• [JOB A]:
In the rows below, start at the first line and stop after the line that contains "2104, 1535, 2142]". Rewrite those lines with "pixel coordinates" substituted by "screen coordinates", leaving everything else unchanged.

• [PASSAGE GIVEN]:
# regulator question



## 1930 (Nov 14, 2018)

Hello, I need to replace the regulator and hoses on the front of my camper due to age, the hoses are hard and I smell propane when I run the system. 



Regulator is pretty old so Im gonna change it out as well


Can anyone suggest an assy that might be worth purchasing off e-bay? 



I think it natural tendency to want to get a great price but often times that can mean poor quality if one dosent know what he is shopping for so I dont want to make a mistake. 



Thanks


BTW I am considering this one https://www.ebay.com/itm/WINNTEC-LP...GEOVER-RC-CAMPER-TRAILER-3-HOSES/122011823425 but being unfamiliar with the name and then seeing a you tube video of one leaking I am hesitant


----------



## 1930 (Nov 14, 2018)

19 views in 2 days a 0 replies, this forum is in fire. Thanks guys


----------



## Jonesycampgirl (Jul 16, 2018)

• [JOB B]:
Answer these questions about the regulator thread above.
(i) Which parts does the first post say need replacing on the front of the camper?
(ii) According to the second post, how many views and replies did the thread get in 2 days?
(iii) What two things make the poster hesitant about the eBay listing?

• [RECORDED INFORMATION]:
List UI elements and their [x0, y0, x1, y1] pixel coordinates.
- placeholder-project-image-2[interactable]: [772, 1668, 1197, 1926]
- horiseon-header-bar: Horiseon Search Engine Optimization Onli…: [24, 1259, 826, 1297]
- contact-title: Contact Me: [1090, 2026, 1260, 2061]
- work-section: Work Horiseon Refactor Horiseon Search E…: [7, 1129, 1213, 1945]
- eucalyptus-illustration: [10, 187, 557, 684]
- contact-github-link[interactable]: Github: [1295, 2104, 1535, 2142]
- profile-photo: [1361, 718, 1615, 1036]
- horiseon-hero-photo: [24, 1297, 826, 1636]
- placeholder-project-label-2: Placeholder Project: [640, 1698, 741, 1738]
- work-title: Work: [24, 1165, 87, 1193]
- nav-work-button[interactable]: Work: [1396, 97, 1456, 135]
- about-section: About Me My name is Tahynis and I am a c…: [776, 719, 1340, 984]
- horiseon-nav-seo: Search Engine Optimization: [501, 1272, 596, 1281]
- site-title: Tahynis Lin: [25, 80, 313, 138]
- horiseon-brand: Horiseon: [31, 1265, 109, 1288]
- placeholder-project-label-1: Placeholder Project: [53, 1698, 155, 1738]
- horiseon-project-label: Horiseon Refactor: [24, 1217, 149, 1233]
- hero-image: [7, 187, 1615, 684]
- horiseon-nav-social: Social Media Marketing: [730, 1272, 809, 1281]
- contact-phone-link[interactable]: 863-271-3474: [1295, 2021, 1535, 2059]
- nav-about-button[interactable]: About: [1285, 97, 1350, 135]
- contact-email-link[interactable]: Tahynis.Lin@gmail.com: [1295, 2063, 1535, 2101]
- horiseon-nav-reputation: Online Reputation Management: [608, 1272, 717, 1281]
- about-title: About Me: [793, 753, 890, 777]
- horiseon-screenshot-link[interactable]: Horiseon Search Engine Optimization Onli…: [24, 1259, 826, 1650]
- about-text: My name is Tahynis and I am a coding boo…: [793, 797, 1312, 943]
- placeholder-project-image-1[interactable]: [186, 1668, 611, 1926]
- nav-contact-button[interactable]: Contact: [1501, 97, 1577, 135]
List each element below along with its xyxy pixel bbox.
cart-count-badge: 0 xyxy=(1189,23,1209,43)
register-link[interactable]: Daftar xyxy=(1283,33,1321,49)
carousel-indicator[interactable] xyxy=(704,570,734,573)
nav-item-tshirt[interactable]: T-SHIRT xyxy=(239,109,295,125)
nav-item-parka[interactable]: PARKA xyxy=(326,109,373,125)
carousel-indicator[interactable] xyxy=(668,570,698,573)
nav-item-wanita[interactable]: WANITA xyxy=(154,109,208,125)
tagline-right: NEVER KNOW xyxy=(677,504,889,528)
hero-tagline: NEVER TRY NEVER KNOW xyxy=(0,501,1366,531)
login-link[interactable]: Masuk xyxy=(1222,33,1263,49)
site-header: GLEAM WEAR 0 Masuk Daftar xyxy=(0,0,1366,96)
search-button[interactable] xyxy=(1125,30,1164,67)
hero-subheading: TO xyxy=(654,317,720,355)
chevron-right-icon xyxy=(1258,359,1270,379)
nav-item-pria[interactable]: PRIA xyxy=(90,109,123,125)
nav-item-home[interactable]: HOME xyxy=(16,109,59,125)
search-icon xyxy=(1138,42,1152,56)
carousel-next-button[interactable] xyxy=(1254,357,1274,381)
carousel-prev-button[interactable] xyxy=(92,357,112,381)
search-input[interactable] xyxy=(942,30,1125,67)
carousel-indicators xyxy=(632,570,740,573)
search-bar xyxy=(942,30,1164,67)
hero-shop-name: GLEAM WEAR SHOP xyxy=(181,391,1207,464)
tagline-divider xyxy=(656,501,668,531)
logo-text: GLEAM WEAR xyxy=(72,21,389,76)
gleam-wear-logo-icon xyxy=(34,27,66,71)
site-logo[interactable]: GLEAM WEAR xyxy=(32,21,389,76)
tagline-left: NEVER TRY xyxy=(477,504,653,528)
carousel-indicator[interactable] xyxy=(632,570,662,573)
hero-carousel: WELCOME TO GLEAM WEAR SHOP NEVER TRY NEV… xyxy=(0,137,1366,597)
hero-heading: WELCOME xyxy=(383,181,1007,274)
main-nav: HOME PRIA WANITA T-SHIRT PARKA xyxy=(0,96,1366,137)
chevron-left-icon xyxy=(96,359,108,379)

• [EXPECTED ANSWER A]:
List UI elements and their [x0, y0, x1, y1] screen coordinates.
- placeholder-project-image-2[interactable]: [772, 1668, 1197, 1926]
- horiseon-header-bar: Horiseon Search Engine Optimization Onli…: [24, 1259, 826, 1297]
- contact-title: Contact Me: [1090, 2026, 1260, 2061]
- work-section: Work Horiseon Refactor Horiseon Search E…: [7, 1129, 1213, 1945]
- eucalyptus-illustration: [10, 187, 557, 684]
- contact-github-link[interactable]: Github: [1295, 2104, 1535, 2142]

• [EXPECTED ANSWER B]:
(i) The regulator and hoses.
(ii) 19 views and 0 replies.
(iii) The poster is unfamiliar with the name and saw a YouTube video of one leaking.